### INPUT ROWS
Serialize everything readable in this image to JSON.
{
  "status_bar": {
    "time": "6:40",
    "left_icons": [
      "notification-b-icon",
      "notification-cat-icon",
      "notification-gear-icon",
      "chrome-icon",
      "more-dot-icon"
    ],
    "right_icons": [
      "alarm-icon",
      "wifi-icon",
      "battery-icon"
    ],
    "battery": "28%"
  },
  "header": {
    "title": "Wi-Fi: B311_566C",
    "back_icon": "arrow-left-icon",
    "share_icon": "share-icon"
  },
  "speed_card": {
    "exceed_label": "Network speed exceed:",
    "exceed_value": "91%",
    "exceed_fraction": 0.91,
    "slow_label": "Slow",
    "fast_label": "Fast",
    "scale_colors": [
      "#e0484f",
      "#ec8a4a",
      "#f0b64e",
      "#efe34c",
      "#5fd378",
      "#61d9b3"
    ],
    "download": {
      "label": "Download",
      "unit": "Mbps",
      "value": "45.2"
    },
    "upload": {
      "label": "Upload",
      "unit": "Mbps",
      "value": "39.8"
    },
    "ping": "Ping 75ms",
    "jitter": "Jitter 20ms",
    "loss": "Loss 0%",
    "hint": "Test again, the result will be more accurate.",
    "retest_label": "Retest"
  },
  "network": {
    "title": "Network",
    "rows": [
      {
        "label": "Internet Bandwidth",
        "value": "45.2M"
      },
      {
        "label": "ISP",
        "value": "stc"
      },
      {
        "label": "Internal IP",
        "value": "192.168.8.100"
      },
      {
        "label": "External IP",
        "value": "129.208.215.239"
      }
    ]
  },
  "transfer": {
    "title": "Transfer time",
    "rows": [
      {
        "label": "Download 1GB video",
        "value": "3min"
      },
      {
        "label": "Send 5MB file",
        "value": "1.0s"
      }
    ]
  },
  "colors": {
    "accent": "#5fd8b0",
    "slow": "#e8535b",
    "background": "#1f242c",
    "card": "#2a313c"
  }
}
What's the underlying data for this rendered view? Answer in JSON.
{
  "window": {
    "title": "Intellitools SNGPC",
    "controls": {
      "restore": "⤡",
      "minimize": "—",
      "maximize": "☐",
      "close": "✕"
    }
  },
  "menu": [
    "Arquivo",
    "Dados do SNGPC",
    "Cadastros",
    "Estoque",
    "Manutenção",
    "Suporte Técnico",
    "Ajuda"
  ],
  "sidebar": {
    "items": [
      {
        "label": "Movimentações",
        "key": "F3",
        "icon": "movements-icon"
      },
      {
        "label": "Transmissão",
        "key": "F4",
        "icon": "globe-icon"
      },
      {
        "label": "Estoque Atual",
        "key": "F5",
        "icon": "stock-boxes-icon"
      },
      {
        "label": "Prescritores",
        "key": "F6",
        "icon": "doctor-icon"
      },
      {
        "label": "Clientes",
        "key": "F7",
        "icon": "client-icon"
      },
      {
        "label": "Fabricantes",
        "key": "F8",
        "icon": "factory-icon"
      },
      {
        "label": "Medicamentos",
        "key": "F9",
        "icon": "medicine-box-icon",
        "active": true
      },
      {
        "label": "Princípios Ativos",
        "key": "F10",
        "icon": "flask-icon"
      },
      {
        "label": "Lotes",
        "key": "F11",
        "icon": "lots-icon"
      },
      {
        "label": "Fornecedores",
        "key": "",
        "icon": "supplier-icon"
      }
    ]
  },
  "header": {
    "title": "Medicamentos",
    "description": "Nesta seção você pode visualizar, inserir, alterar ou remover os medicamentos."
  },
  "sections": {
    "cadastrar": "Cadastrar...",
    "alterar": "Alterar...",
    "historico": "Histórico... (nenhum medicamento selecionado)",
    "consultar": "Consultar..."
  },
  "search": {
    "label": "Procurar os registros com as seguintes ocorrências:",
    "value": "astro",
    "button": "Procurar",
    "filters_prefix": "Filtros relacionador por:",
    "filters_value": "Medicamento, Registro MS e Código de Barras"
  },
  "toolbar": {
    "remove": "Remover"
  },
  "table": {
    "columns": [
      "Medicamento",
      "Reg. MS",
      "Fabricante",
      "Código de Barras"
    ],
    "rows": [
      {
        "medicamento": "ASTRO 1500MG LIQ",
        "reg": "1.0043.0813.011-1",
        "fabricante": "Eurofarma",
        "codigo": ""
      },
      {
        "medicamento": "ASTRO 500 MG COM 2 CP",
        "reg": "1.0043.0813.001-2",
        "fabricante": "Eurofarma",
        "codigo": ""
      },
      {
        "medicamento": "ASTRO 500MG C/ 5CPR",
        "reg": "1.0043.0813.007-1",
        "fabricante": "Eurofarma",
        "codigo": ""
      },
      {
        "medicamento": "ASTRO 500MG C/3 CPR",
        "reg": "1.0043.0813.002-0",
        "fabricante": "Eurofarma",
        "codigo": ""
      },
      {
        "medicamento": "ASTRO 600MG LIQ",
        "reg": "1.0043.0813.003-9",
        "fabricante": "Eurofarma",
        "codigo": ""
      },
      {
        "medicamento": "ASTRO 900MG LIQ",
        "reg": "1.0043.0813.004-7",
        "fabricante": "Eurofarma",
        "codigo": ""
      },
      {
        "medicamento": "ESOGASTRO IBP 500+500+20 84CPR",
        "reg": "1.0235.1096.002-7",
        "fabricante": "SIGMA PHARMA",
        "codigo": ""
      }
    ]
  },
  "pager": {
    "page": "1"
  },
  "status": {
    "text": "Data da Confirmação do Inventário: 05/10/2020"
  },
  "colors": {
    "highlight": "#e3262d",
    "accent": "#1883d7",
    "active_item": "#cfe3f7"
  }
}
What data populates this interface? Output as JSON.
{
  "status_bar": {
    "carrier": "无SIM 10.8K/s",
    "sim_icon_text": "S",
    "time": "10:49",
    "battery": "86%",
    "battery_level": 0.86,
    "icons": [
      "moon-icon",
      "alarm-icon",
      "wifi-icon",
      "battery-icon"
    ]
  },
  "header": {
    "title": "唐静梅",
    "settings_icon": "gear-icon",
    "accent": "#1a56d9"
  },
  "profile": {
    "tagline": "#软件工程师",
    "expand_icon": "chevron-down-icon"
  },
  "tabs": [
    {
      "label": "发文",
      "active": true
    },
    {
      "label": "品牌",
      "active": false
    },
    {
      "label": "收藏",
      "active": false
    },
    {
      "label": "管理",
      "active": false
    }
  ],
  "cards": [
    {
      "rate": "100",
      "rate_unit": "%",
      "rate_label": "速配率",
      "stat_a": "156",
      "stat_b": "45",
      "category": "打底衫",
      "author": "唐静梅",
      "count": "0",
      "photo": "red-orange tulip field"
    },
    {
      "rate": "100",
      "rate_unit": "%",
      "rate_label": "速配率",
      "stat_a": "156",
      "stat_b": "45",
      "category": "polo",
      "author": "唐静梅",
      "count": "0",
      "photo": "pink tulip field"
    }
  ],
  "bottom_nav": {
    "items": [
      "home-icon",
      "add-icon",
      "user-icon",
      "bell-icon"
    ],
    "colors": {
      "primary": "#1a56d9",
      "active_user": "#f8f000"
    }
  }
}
######
> WHAT IS REQUIRED
Each line of the material above needs to be quoted exactly, please.

> TASK RESPONSE
Serialize everything readable in this image to JSON.
{
  "status_bar": {
    "time": "6:40",
    "left_icons": [
      "notification-b-icon",
      "notification-cat-icon",
      "notification-gear-icon",
      "chrome-icon",
      "more-dot-icon"
    ],
    "right_icons": [
      "alarm-icon",
      "wifi-icon",
      "battery-icon"
    ],
    "battery": "28%"
  },
  "header": {
    "title": "Wi-Fi: B311_566C",
    "back_icon": "arrow-left-icon",
    "share_icon": "share-icon"
  },
  "speed_card": {
    "exceed_label": "Network speed exceed:",
    "exceed_value": "91%",
    "exceed_fraction": 0.91,
    "slow_label": "Slow",
    "fast_label": "Fast",
    "scale_colors": [
      "#e0484f",
      "#ec8a4a",
      "#f0b64e",
      "#efe34c",
      "#5fd378",
      "#61d9b3"
    ],
    "download": {
      "label": "Download",
      "unit": "Mbps",
      "value": "45.2"
    },
    "upload": {
      "label": "Upload",
      "unit": "Mbps",
      "value": "39.8"
    },
    "ping": "Ping 75ms",
    "jitter": "Jitter 20ms",
    "loss": "Loss 0%",
    "hint": "Test again, the result will be more accurate.",
    "retest_label": "Retest"
  },
  "network": {
    "title": "Network",
    "rows": [
      {
        "label": "Internet Bandwidth",
        "value": "45.2M"
      },
      {
        "label": "ISP",
        "value": "stc"
      },
      {
        "label": "Internal IP",
        "value": "192.168.8.100"
      },
      {
        "label": "External IP",
        "value": "129.208.215.239"
      }
    ]
  },
  "transfer": {
    "title": "Transfer time",
    "rows": [
      {
        "label": "Download 1GB video",
        "value": "3min"
      },
      {
        "label": "Send 5MB file",
        "value": "1.0s"
      }
    ]
  },
  "colors": {
    "accent": "#5fd8b0",
    "slow": "#e8535b",
    "background": "#1f242c",
    "card": "#2a313c"
  }
}
What's the underlying data for this rendered view? Answer in JSON.
{
  "window": {
    "title": "Intellitools SNGPC",
    "controls": {
      "restore": "⤡",
      "minimize": "—",
      "maximize": "☐",
      "close": "✕"
    }
  },
  "menu": [
    "Arquivo",
    "Dados do SNGPC",
    "Cadastros",
    "Estoque",
    "Manutenção",
    "Suporte Técnico",
    "Ajuda"
  ],
  "sidebar": {
    "items": [
      {
        "label": "Movimentações",
        "key": "F3",
        "icon": "movements-icon"
      },
      {
        "label": "Transmissão",
        "key": "F4",
        "icon": "globe-icon"
      },
      {
        "label": "Estoque Atual",
        "key": "F5",
        "icon": "stock-boxes-icon"
      },
      {
        "label": "Prescritores",
        "key": "F6",
        "icon": "doctor-icon"
      },
      {
        "label": "Clientes",
        "key": "F7",
        "icon": "client-icon"
      },
      {
        "label": "Fabricantes",
        "key": "F8",
        "icon": "factory-icon"
      },
      {
        "label": "Medicamentos",
        "key": "F9",
        "icon": "medicine-box-icon",
        "active": true
      },
      {
        "label": "Princípios Ativos",
        "key": "F10",
        "icon": "flask-icon"
      },
      {
        "label": "Lotes",
        "key": "F11",
        "icon": "lots-icon"
      },
      {
        "label": "Fornecedores",
        "key": "",
        "icon": "supplier-icon"
      }
    ]
  },
  "header": {
    "title": "Medicamentos",
    "description": "Nesta seção você pode visualizar, inserir, alterar ou remover os medicamentos."
  },
  "sections": {
    "cadastrar": "Cadastrar...",
    "alterar": "Alterar...",
    "historico": "Histórico... (nenhum medicamento selecionado)",
    "consultar": "Consultar..."
  },
  "search": {
    "label": "Procurar os registros com as seguintes ocorrências:",
    "value": "astro",
    "button": "Procurar",
    "filters_prefix": "Filtros relacionador por:",
    "filters_value": "Medicamento, Registro MS e Código de Barras"
  },
  "toolbar": {
    "remove": "Remover"
  },
  "table": {
    "columns": [
      "Medicamento",
      "Reg. MS",
      "Fabricante",
      "Código de Barras"
    ],
    "rows": [
      {
        "medicamento": "ASTRO 1500MG LIQ",
        "reg": "1.0043.0813.011-1",
        "fabricante": "Eurofarma",
        "codigo": ""
      },
      {
        "medicamento": "ASTRO 500 MG COM 2 CP",
        "reg": "1.0043.0813.001-2",
        "fabricante": "Eurofarma",
        "codigo": ""
      },
      {
        "medicamento": "ASTRO 500MG C/ 5CPR",
        "reg": "1.0043.0813.007-1",
        "fabricante": "Eurofarma",
        "codigo": ""
      },
      {
        "medicamento": "ASTRO 500MG C/3 CPR",
        "reg": "1.0043.0813.002-0",
        "fabricante": "Eurofarma",
        "codigo": ""
      },
      {
        "medicamento": "ASTRO 600MG LIQ",
        "reg": "1.0043.0813.003-9",
        "fabricante": "Eurofarma",
        "codigo": ""
      },
      {
        "medicamento": "ASTRO 900MG LIQ",
        "reg": "1.0043.0813.004-7",
        "fabricante": "Eurofarma",
        "codigo": ""
      },
      {
        "medicamento": "ESOGASTRO IBP 500+500+20 84CPR",
        "reg": "1.0235.1096.002-7",
        "fabricante": "SIGMA PHARMA",
        "codigo": ""
      }
    ]
  },
  "pager": {
    "page": "1"
  },
  "status": {
    "text": "Data da Confirmação do Inventário: 05/10/2020"
  },
  "colors": {
    "highlight": "#e3262d",
    "accent": "#1883d7",
    "active_item": "#cfe3f7"
  }
}
What data populates this interface? Output as JSON.
{
  "status_bar": {
    "carrier": "无SIM 10.8K/s",
    "sim_icon_text": "S",
    "time": "10:49",
    "battery": "86%",
    "battery_level": 0.86,
    "icons": [
      "moon-icon",
      "alarm-icon",
      "wifi-icon",
      "battery-icon"
    ]
  },
  "header": {
    "title": "唐静梅",
    "settings_icon": "gear-icon",
    "accent": "#1a56d9"
  },
  "profile": {
    "tagline": "#软件工程师",
    "expand_icon": "chevron-down-icon"
  },
  "tabs": [
    {
      "label": "发文",
      "active": true
    },
    {
      "label": "品牌",
      "active": false
    },
    {
      "label": "收藏",
      "active": false
    },
    {
      "label": "管理",
      "active": false
    }
  ],
  "cards": [
    {
      "rate": "100",
      "rate_unit": "%",
      "rate_label": "速配率",
      "stat_a": "156",
      "stat_b": "45",
      "category": "打底衫",
      "author": "唐静梅",
      "count": "0",
      "photo": "red-orange tulip field"
    },
    {
      "rate": "100",
      "rate_unit": "%",
      "rate_label": "速配率",
      "stat_a": "156",
      "stat_b": "45",
      "category": "polo",
      "author": "唐静梅",
      "count": "0",
      "photo": "pink tulip field"
    }
  ],
  "bottom_nav": {
    "items": [
      "home-icon",
      "add-icon",
      "user-icon",
      "bell-icon"
    ],
    "colors": {
      "primary": "#1a56d9",
      "active_user": "#f8f000"
    }
  }
}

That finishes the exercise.